Data entries
------------

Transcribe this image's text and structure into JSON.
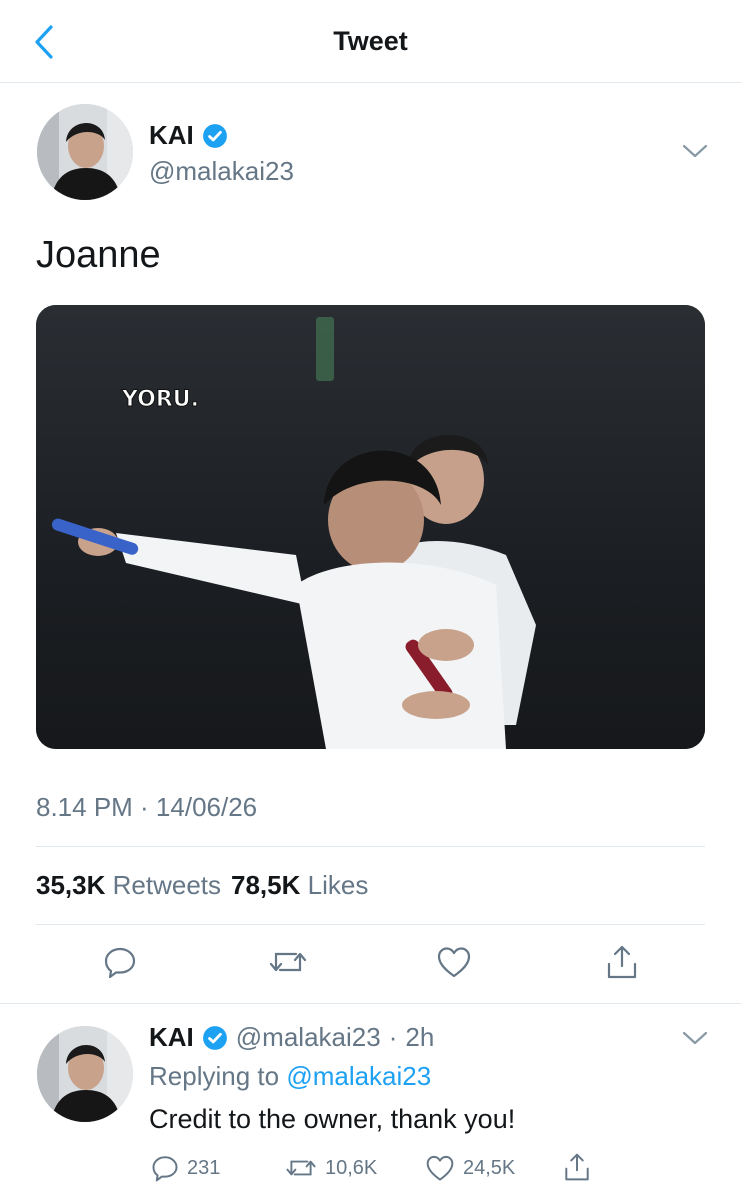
{
  "header": {
    "title": "Tweet"
  },
  "tweet": {
    "author_name": "KAI",
    "author_handle": "@malakai23",
    "text": "Joanne",
    "media_watermark": "YORU.",
    "timestamp": "8.14 PM · 14/06/26",
    "retweet_count": "35,3K",
    "retweet_label": "Retweets",
    "like_count": "78,5K",
    "like_label": "Likes"
  },
  "reply": {
    "author_name": "KAI",
    "author_handle": "@malakai23",
    "separator": "·",
    "time": "2h",
    "replying_prefix": "Replying to",
    "replying_to": "@malakai23",
    "text": "Credit to the owner, thank you!",
    "reply_count": "231",
    "retweet_count": "10,6K",
    "like_count": "24,5K"
  },
  "colors": {
    "accent": "#1da1f2",
    "text": "#14171a",
    "secondary": "#657786",
    "divider": "#e1e8ed"
  },
  "icons": [
    "back-chevron-icon",
    "verified-badge-icon",
    "chevron-down-icon",
    "reply-icon",
    "retweet-icon",
    "like-icon",
    "share-icon"
  ]
}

------------

With the pictures left out, transcribe the material exactly.

> Exercise response:
Transcribe this image's text and structure into JSON.
{
  "header": {
    "title": "Tweet"
  },
  "tweet": {
    "author_name": "KAI",
    "author_handle": "@malakai23",
    "text": "Joanne",
    "media_watermark": "YORU.",
    "timestamp": "8.14 PM · 14/06/26",
    "retweet_count": "35,3K",
    "retweet_label": "Retweets",
    "like_count": "78,5K",
    "like_label": "Likes"
  },
  "reply": {
    "author_name": "KAI",
    "author_handle": "@malakai23",
    "separator": "·",
    "time": "2h",
    "replying_prefix": "Replying to",
    "replying_to": "@malakai23",
    "text": "Credit to the owner, thank you!",
    "reply_count": "231",
    "retweet_count": "10,6K",
    "like_count": "24,5K"
  },
  "colors": {
    "accent": "#1da1f2",
    "text": "#14171a",
    "secondary": "#657786",
    "divider": "#e1e8ed"
  },
  "icons": [
    "back-chevron-icon",
    "verified-badge-icon",
    "chevron-down-icon",
    "reply-icon",
    "retweet-icon",
    "like-icon",
    "share-icon"
  ]
}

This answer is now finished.